> Short exercise: Locate each line holding the string "student" and copy it.

> Supplied entries:

────────────────

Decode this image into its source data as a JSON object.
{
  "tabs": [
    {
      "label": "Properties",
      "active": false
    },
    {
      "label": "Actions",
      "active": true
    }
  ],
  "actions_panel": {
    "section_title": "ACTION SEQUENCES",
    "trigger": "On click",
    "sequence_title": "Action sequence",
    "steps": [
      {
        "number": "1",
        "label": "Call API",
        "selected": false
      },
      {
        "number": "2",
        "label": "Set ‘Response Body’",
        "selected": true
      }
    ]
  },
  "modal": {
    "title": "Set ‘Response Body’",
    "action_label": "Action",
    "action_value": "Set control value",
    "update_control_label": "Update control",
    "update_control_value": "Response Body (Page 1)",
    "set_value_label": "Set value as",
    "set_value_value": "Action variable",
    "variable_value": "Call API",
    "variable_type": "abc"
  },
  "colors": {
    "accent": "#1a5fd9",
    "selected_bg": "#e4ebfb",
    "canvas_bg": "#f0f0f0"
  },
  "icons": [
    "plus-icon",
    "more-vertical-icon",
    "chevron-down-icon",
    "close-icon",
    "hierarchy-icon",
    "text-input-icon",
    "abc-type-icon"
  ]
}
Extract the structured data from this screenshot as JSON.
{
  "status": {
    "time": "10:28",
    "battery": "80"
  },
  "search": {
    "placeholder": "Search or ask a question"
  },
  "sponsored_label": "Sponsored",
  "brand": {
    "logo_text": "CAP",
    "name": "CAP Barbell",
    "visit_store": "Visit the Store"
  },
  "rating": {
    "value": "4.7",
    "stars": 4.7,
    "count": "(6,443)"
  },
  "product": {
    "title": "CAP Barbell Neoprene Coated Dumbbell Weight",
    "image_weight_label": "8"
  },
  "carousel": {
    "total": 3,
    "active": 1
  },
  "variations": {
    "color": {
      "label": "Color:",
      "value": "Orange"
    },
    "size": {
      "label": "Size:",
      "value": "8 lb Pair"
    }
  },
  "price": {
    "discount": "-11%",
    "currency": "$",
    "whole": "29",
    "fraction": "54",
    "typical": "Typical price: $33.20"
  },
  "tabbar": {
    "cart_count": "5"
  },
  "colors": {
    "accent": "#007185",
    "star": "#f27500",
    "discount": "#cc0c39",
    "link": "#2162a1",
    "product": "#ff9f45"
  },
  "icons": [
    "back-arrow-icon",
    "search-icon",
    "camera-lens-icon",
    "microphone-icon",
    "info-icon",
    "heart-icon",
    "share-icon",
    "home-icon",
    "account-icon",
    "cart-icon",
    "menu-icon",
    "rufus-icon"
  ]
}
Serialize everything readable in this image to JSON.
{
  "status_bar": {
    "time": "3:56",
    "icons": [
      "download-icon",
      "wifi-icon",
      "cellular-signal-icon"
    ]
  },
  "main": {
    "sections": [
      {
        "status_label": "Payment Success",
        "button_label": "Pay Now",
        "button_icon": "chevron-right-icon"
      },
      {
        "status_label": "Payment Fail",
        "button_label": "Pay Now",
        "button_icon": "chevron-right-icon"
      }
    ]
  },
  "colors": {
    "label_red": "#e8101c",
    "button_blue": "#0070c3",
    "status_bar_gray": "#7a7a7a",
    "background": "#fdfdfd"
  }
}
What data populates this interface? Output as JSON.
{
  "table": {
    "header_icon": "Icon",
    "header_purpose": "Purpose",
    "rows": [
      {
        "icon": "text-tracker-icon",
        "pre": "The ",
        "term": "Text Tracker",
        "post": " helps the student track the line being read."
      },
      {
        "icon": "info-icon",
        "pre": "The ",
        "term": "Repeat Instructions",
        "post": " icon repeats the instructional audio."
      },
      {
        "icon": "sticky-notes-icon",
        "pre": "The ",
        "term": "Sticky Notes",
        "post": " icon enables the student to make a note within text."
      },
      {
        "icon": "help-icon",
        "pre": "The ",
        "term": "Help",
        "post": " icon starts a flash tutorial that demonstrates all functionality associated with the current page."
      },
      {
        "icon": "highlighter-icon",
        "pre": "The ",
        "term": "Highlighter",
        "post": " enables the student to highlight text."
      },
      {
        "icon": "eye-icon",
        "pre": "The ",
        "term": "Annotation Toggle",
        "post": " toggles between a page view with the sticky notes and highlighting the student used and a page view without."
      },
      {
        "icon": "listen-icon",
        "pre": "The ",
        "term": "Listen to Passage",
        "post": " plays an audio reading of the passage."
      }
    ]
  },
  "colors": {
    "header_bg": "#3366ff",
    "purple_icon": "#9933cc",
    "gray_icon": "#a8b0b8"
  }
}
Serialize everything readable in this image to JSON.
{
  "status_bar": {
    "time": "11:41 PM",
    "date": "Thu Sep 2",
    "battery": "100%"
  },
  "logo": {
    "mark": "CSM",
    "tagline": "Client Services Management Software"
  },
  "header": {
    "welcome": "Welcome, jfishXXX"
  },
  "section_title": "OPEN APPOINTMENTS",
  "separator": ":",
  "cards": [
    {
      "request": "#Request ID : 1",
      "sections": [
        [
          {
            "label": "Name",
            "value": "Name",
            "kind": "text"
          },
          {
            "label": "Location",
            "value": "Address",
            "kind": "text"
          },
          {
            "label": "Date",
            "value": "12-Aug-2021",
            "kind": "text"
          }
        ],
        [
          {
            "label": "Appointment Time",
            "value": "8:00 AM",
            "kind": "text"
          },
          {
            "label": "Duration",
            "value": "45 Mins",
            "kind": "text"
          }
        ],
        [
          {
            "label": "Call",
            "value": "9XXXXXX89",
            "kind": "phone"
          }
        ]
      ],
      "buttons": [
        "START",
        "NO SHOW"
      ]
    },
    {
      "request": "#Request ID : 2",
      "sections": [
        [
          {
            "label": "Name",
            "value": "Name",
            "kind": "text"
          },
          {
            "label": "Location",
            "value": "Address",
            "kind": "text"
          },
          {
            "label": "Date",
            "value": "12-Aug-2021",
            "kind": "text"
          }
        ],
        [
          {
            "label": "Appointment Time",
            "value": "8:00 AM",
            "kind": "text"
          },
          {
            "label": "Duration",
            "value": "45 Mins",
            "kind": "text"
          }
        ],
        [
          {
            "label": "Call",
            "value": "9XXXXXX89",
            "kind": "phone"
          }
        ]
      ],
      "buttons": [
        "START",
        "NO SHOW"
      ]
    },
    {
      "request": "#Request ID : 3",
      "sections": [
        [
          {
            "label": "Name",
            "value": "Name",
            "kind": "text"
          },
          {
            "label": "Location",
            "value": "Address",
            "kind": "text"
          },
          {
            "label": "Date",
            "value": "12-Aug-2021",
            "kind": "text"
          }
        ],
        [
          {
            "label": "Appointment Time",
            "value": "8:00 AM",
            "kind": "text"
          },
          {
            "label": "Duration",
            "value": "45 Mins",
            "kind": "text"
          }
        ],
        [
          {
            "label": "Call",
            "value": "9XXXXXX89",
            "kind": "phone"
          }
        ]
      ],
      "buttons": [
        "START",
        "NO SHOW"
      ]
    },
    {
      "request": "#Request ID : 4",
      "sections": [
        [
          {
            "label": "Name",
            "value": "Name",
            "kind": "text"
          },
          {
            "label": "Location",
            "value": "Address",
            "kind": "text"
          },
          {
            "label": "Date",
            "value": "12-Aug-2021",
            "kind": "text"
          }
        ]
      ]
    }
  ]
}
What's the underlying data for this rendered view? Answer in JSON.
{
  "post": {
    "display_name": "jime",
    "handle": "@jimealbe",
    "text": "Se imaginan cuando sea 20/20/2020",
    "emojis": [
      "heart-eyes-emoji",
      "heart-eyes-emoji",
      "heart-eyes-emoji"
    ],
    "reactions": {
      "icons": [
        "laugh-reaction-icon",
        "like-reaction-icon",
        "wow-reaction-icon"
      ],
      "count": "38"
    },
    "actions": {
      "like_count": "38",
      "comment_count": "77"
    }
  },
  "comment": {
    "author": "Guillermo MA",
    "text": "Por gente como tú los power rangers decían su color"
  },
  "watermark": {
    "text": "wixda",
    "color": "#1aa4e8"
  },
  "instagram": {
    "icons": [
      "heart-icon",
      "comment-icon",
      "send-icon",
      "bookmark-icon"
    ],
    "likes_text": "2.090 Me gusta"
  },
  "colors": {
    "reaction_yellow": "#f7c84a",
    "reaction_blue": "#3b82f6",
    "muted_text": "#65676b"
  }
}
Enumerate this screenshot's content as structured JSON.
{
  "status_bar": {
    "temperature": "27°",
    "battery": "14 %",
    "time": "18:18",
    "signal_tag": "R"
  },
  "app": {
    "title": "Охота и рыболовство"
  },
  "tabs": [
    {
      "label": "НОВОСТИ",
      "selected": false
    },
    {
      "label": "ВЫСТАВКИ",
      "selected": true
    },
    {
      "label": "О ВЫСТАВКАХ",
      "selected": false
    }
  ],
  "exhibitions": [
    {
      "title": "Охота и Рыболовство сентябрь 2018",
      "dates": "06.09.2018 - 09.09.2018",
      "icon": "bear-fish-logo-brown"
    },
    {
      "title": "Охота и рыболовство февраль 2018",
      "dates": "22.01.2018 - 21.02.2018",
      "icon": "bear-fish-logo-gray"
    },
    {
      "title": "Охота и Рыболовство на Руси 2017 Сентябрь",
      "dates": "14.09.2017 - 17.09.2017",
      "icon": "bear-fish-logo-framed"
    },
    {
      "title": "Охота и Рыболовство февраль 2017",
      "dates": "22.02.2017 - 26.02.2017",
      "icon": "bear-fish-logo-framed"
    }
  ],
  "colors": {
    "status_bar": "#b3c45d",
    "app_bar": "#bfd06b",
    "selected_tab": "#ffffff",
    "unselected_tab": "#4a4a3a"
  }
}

────────────────

> Solution to this task:
        "post": " helps the student track the line being read."
        "post": " icon enables the student to make a note within text."
        "post": " enables the student to highlight text."
        "post": " toggles between a page view with the sticky notes and highlighting the student used and a page view without."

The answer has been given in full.